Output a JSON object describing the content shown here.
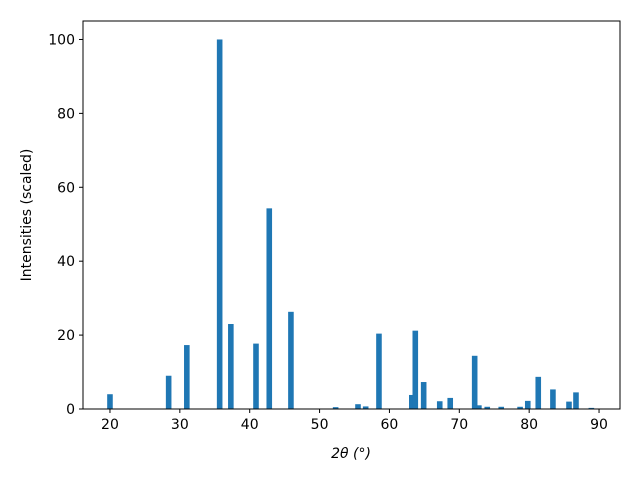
{
  "chart_data": {
    "type": "bar",
    "x_label": "2θ (°)",
    "y_label": "Intensities (scaled)",
    "x": [
      20.0,
      28.4,
      31.0,
      35.7,
      37.3,
      40.9,
      42.8,
      45.9,
      52.3,
      55.5,
      56.6,
      58.5,
      63.2,
      63.7,
      64.9,
      67.2,
      68.7,
      72.2,
      72.8,
      74.0,
      76.0,
      78.7,
      79.8,
      81.3,
      83.4,
      85.7,
      86.7,
      88.9
    ],
    "values": [
      4,
      9,
      17.3,
      100,
      23,
      17.7,
      54.3,
      26.3,
      0.5,
      1.3,
      0.7,
      20.4,
      3.8,
      21.2,
      7.3,
      2.1,
      3,
      14.4,
      1,
      0.6,
      0.6,
      0.6,
      2.2,
      8.7,
      5.3,
      2,
      4.5,
      0.3
    ],
    "bar_width": 0.8,
    "color": "#1f77b4",
    "xlim": [
      16.14,
      93.0
    ],
    "xticks": [
      20,
      30,
      40,
      50,
      60,
      70,
      80,
      90
    ],
    "ylim": [
      0,
      105
    ],
    "yticks": [
      0,
      20,
      40,
      60,
      80,
      100
    ],
    "grid": false
  }
}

• [WHAT IS BEING ASKED]: All of the material above is to be copied exactly, except for its images.

• [THE ANSWER]:
Output a JSON object describing the content shown here.
{
  "chart_data": {
    "type": "bar",
    "x_label": "2θ (°)",
    "y_label": "Intensities (scaled)",
    "x": [
      20.0,
      28.4,
      31.0,
      35.7,
      37.3,
      40.9,
      42.8,
      45.9,
      52.3,
      55.5,
      56.6,
      58.5,
      63.2,
      63.7,
      64.9,
      67.2,
      68.7,
      72.2,
      72.8,
      74.0,
      76.0,
      78.7,
      79.8,
      81.3,
      83.4,
      85.7,
      86.7,
      88.9
    ],
    "values": [
      4,
      9,
      17.3,
      100,
      23,
      17.7,
      54.3,
      26.3,
      0.5,
      1.3,
      0.7,
      20.4,
      3.8,
      21.2,
      7.3,
      2.1,
      3,
      14.4,
      1,
      0.6,
      0.6,
      0.6,
      2.2,
      8.7,
      5.3,
      2,
      4.5,
      0.3
    ],
    "bar_width": 0.8,
    "color": "#1f77b4",
    "xlim": [
      16.14,
      93.0
    ],
    "xticks": [
      20,
      30,
      40,
      50,
      60,
      70,
      80,
      90
    ],
    "ylim": [
      0,
      105
    ],
    "yticks": [
      0,
      20,
      40,
      60,
      80,
      100
    ],
    "grid": false
  }
}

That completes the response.